> _Recorded information_
--------------------

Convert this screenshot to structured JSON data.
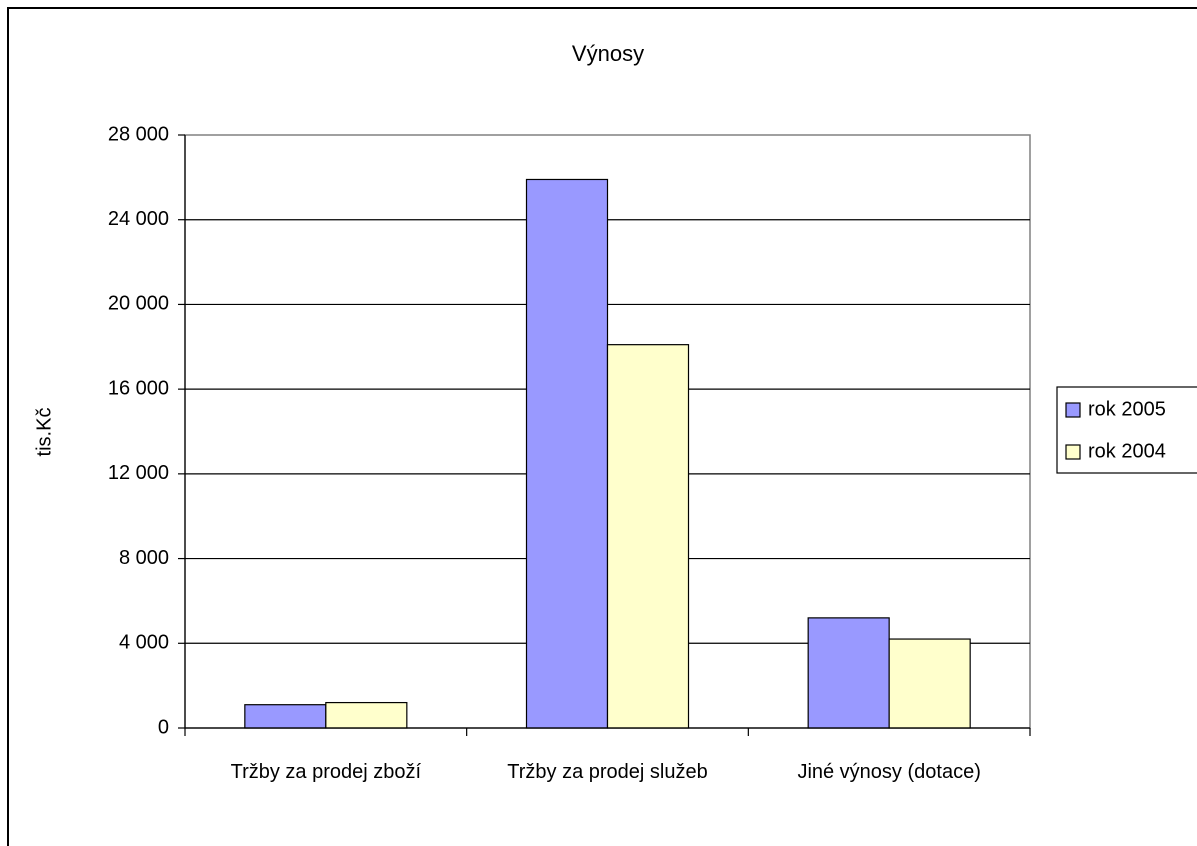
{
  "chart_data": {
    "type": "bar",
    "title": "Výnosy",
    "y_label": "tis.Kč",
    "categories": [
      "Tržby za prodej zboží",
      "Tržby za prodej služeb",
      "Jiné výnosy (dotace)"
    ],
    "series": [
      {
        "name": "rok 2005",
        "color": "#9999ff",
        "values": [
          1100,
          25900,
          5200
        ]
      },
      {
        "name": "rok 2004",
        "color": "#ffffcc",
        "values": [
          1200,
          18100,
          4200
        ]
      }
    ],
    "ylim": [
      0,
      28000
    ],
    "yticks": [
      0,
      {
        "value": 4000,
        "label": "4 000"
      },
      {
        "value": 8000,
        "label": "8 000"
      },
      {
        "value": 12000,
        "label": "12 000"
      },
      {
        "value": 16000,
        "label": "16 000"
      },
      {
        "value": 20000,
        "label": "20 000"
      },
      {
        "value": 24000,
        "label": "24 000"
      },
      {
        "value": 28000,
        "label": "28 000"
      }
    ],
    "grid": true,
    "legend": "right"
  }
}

--------------------

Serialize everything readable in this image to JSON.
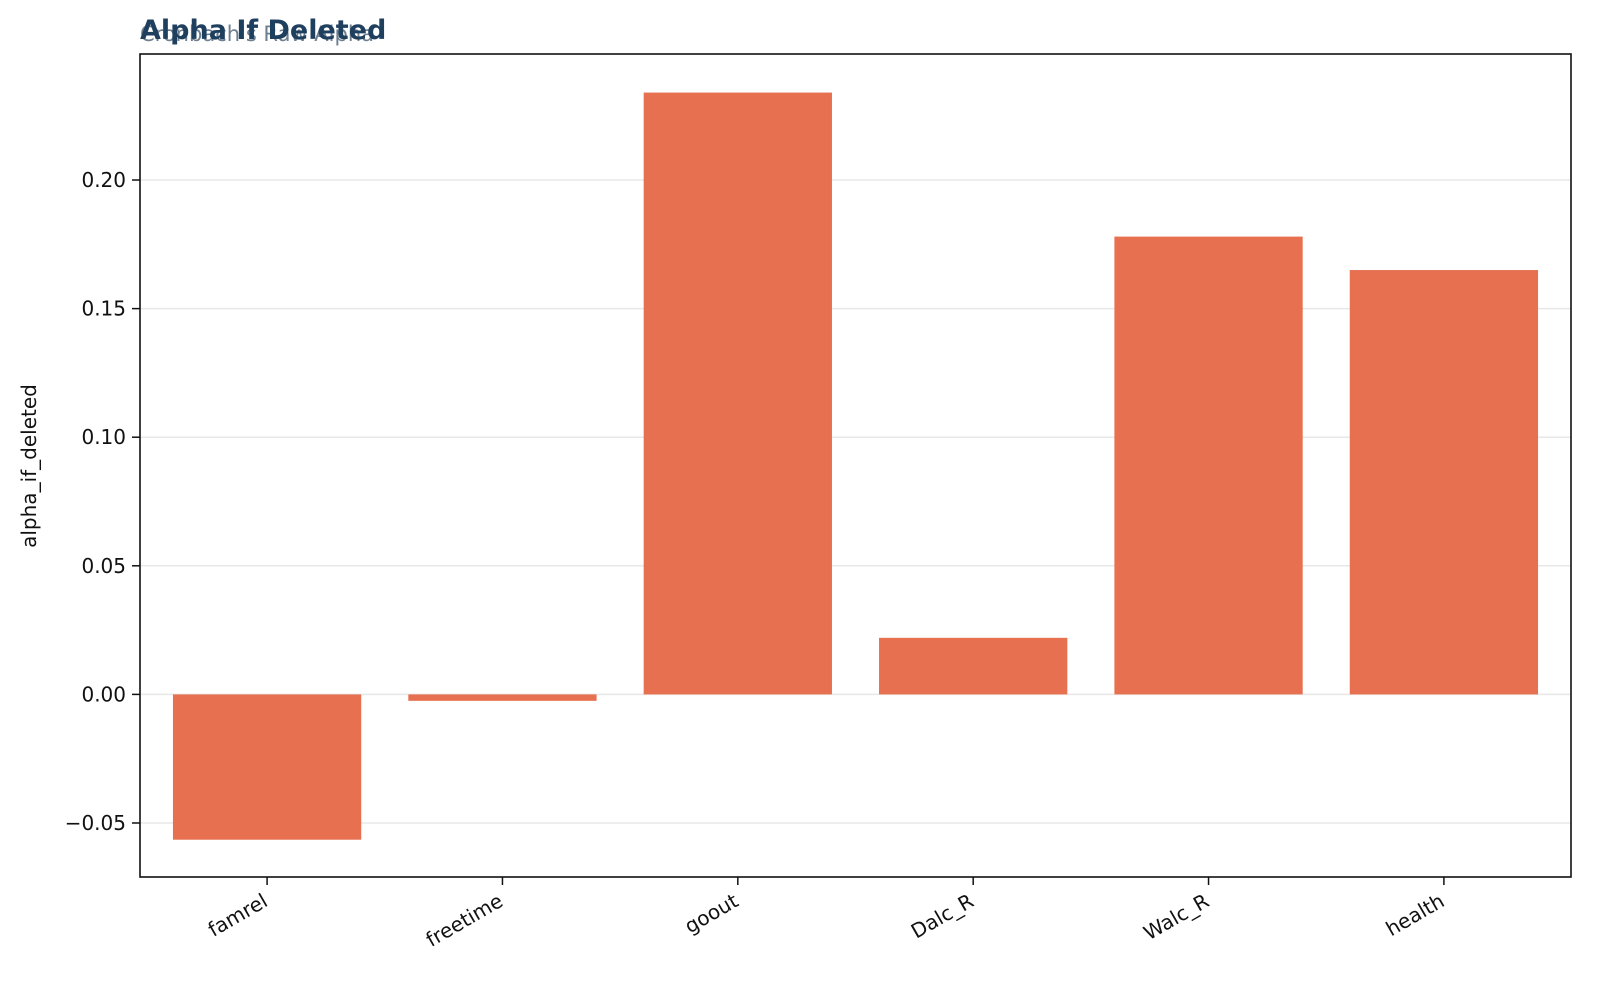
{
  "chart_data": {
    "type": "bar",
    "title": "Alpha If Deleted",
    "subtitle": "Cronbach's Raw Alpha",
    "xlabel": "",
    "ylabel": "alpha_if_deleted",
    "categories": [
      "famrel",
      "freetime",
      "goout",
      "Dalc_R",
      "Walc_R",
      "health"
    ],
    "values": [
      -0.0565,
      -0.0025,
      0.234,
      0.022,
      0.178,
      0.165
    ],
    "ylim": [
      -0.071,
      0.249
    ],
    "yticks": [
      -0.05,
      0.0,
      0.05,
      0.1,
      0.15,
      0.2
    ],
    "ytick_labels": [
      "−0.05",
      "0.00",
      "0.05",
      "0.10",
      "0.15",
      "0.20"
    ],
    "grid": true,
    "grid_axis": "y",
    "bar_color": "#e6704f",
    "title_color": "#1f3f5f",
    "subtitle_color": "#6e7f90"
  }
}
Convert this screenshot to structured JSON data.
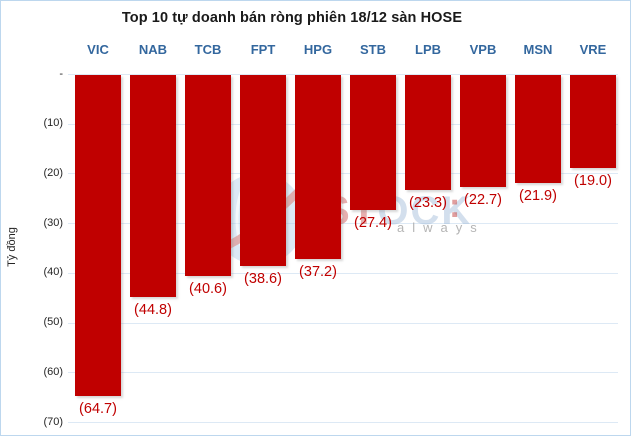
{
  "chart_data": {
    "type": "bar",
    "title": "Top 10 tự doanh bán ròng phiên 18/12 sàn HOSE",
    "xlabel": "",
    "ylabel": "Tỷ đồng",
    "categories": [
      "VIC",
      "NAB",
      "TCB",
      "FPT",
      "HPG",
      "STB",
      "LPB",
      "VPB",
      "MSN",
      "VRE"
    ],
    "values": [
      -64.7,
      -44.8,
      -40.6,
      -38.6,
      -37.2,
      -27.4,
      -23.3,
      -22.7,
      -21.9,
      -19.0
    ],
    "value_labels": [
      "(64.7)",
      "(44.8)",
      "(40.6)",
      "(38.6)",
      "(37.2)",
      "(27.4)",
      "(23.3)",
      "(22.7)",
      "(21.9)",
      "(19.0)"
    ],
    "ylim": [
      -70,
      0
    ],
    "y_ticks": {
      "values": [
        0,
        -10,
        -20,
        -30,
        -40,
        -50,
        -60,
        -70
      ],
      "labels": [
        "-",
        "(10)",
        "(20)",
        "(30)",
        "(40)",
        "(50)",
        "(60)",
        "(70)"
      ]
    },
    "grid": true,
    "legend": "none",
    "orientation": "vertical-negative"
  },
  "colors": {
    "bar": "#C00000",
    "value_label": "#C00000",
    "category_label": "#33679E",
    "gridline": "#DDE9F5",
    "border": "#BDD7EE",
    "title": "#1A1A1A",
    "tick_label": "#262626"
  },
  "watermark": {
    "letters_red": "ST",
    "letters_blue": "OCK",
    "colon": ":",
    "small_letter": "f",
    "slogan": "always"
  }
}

--------------------

> _Work required_
Show all lines above holding "ylabel".

> _Output for this exercise_
    "ylabel": "alpha_if_deleted",
    "ylabel": "Tỷ đồng",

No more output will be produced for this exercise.